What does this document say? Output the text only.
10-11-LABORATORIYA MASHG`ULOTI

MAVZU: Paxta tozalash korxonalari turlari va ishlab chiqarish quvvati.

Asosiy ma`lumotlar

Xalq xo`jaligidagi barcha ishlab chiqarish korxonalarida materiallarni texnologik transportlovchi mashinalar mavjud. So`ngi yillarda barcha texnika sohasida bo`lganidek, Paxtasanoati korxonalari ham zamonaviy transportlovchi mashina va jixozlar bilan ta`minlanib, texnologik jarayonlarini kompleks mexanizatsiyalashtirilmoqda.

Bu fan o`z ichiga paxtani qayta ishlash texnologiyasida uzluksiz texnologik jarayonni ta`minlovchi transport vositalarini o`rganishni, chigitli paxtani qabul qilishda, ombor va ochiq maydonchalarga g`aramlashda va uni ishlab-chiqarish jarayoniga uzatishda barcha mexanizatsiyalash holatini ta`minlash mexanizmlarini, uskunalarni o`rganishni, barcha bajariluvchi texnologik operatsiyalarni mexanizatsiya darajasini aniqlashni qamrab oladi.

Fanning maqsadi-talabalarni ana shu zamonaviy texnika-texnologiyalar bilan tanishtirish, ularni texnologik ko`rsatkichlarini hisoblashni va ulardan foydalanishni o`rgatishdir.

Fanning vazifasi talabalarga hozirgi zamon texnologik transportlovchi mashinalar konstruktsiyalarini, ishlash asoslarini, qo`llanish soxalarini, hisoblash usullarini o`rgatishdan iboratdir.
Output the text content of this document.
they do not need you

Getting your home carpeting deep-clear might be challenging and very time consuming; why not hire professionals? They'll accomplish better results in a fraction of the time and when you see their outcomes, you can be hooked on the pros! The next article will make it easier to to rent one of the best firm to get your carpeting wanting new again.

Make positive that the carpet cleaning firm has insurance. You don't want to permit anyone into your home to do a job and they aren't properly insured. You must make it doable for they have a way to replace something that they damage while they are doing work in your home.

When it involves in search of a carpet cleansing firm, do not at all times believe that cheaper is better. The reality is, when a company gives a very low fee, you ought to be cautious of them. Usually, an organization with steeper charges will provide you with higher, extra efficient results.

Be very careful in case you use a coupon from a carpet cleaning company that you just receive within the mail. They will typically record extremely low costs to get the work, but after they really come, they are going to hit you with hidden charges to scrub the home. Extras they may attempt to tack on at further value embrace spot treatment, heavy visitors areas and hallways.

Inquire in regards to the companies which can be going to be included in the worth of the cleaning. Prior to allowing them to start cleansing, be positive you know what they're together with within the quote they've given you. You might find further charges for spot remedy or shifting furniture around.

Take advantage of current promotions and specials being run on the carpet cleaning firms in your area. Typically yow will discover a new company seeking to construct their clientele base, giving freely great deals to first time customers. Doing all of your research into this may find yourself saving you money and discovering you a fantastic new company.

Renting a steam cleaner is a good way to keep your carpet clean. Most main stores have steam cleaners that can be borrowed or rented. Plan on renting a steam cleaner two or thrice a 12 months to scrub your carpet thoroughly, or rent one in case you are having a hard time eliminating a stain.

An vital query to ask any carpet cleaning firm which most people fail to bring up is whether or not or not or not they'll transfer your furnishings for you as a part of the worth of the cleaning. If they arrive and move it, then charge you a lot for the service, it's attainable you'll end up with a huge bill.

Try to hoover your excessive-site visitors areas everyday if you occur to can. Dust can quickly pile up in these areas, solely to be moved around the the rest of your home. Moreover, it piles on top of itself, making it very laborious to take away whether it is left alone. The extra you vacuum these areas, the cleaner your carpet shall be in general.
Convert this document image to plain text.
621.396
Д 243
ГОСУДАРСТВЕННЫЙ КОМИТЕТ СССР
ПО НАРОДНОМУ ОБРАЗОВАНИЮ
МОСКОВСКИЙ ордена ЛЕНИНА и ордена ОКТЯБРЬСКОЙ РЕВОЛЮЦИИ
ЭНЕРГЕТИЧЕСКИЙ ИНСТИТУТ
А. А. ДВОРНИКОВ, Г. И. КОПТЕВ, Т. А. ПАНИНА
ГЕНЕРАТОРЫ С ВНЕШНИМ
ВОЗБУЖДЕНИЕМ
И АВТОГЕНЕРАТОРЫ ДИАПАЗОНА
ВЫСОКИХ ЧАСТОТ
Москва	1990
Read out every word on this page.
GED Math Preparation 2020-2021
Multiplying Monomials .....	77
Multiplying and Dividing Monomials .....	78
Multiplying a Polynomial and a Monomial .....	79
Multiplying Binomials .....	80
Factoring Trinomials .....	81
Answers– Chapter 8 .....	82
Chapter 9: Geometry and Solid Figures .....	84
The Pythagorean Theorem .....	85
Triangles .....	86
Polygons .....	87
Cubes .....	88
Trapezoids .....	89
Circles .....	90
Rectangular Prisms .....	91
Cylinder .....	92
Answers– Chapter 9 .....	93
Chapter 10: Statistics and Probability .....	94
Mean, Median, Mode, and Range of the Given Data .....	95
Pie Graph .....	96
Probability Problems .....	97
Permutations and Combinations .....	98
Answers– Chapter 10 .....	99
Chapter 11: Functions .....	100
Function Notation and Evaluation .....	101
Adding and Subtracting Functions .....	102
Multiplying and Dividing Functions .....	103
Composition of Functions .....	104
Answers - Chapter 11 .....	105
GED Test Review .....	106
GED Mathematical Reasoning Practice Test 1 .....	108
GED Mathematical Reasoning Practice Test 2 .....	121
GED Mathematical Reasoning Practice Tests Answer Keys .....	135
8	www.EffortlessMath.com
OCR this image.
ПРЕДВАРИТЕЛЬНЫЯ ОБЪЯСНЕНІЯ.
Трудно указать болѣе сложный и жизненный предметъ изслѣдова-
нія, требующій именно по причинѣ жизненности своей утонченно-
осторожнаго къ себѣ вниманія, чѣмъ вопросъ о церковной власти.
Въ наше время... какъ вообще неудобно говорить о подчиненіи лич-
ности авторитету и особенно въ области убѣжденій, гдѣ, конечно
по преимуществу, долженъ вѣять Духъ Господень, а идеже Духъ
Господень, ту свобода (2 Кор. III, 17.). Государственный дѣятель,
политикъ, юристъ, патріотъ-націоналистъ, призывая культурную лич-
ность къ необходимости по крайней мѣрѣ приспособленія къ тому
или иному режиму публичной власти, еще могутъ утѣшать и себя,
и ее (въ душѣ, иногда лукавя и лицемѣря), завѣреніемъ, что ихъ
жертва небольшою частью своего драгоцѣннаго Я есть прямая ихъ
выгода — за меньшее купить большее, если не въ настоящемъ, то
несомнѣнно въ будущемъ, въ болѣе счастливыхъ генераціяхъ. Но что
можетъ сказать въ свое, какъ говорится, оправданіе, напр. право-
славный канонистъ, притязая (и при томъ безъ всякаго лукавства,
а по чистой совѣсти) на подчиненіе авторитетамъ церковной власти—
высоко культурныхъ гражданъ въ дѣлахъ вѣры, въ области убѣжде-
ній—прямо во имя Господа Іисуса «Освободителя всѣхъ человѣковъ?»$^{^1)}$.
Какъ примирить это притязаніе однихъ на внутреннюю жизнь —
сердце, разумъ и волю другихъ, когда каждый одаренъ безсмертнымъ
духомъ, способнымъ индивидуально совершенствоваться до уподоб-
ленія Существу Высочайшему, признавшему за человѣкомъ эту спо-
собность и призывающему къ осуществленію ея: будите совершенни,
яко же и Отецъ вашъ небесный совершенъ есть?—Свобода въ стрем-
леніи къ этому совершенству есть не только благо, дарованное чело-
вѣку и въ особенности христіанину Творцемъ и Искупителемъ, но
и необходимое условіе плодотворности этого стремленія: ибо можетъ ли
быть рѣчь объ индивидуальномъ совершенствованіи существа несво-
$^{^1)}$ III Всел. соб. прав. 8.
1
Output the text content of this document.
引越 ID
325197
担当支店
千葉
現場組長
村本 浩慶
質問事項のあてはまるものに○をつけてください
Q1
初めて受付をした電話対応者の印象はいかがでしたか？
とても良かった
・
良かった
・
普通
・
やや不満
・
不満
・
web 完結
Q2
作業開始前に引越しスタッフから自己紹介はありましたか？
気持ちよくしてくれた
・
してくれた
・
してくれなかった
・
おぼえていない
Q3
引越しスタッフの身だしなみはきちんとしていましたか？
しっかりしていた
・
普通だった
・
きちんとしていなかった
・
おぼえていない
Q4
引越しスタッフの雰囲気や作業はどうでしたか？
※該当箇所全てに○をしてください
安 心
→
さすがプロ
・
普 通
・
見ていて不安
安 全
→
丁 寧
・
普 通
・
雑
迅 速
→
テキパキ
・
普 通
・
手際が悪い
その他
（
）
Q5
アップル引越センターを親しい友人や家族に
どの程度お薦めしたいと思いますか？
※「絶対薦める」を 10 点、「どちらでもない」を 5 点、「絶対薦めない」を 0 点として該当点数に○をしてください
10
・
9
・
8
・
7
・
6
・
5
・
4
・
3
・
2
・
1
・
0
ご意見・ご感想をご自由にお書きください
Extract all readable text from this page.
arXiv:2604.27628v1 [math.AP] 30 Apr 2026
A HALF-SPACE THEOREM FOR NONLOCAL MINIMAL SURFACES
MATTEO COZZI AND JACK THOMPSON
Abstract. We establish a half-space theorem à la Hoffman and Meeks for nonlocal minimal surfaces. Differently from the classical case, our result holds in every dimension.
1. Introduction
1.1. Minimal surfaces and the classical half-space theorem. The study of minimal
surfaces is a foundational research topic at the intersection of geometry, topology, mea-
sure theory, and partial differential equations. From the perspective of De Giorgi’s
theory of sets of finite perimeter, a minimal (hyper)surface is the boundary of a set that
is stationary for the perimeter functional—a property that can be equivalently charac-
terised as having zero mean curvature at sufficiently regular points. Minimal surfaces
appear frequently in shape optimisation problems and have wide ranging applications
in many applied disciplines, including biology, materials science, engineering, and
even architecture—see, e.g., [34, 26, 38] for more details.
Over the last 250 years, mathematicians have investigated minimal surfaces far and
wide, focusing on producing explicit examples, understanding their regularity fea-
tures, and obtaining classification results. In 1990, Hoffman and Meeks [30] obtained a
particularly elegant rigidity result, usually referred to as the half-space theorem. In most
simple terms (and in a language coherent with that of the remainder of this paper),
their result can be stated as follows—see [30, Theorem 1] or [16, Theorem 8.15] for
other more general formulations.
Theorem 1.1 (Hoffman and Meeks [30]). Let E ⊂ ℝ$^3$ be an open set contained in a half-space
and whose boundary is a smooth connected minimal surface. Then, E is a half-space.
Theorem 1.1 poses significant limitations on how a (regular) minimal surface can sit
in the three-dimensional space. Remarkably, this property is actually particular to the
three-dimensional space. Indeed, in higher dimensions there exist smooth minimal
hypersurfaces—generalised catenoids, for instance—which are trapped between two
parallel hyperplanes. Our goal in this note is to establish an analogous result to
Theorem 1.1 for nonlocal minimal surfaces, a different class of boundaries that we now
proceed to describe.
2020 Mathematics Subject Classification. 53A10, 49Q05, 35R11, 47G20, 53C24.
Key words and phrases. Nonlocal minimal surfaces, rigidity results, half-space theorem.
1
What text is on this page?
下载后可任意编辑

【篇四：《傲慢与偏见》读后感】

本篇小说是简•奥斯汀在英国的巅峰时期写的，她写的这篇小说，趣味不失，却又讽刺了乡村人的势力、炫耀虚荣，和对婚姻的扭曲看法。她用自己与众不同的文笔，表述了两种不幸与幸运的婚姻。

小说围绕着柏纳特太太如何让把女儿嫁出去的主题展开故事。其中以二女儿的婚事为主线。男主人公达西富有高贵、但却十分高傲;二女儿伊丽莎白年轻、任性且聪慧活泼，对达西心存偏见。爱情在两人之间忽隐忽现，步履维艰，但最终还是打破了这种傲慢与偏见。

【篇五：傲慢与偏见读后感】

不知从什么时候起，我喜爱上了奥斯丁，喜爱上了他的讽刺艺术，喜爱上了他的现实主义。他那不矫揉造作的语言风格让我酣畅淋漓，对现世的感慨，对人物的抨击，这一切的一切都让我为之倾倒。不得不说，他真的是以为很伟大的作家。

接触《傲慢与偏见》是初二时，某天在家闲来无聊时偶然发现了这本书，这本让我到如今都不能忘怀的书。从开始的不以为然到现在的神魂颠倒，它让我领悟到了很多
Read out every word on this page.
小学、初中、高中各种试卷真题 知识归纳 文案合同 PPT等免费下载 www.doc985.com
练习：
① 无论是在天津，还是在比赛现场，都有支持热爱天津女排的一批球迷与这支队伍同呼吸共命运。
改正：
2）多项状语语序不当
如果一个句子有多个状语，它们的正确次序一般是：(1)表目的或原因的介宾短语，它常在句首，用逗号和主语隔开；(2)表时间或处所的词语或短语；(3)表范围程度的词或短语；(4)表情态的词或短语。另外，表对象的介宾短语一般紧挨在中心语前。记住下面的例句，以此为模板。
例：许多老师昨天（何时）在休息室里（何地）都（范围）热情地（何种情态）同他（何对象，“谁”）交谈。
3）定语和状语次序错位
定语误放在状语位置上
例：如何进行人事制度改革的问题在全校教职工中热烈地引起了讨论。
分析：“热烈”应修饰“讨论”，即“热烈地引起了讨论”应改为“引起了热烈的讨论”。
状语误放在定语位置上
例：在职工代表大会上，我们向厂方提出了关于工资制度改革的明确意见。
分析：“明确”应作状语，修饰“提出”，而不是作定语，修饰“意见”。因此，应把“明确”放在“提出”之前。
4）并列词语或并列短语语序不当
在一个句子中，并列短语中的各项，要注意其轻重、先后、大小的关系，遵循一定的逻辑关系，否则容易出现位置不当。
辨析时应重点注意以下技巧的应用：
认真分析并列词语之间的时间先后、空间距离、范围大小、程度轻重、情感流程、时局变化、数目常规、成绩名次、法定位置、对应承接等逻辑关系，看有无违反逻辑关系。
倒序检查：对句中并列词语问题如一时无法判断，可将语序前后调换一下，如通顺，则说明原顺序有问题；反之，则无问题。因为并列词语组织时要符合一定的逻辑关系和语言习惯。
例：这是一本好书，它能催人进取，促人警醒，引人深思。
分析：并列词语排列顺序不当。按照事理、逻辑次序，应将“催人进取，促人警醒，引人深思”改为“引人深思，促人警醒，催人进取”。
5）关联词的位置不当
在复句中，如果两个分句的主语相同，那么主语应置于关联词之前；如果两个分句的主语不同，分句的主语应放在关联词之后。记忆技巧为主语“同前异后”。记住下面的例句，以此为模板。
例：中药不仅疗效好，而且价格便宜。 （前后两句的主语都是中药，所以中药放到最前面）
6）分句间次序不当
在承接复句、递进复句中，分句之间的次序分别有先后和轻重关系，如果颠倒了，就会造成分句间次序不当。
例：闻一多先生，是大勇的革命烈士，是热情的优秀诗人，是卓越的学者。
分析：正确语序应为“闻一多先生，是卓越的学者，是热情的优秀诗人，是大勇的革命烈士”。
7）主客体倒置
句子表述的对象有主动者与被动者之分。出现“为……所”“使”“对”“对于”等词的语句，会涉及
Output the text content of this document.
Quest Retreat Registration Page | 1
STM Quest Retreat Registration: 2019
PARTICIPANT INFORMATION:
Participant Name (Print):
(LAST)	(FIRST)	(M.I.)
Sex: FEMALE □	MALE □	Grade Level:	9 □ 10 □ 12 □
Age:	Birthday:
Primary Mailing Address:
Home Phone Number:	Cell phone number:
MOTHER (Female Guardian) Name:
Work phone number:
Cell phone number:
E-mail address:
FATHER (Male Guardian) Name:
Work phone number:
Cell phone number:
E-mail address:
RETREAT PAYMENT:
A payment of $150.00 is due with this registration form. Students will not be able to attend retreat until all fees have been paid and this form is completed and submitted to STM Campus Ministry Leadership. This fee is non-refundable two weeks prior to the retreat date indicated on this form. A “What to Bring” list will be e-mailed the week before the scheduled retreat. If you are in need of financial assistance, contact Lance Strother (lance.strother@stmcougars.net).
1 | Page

▸ Description of the task
Read through the entries and copy each line in which "worth" appears.

▸ The answer
Inquire in regards to the companies which can be going to be included in the worth of the cleaning. Prior to allowing them to start cleansing, be positive you know what they're together with within the quote they've given you. You might find further charges for spot remedy or shifting furniture around.
An vital query to ask any carpet cleaning firm which most people fail to bring up is whether or not or not or not they'll transfer your furnishings for you as a part of the worth of the cleaning. If they arrive and move it, then charge you a lot for the service, it's attainable you'll end up with a huge bill.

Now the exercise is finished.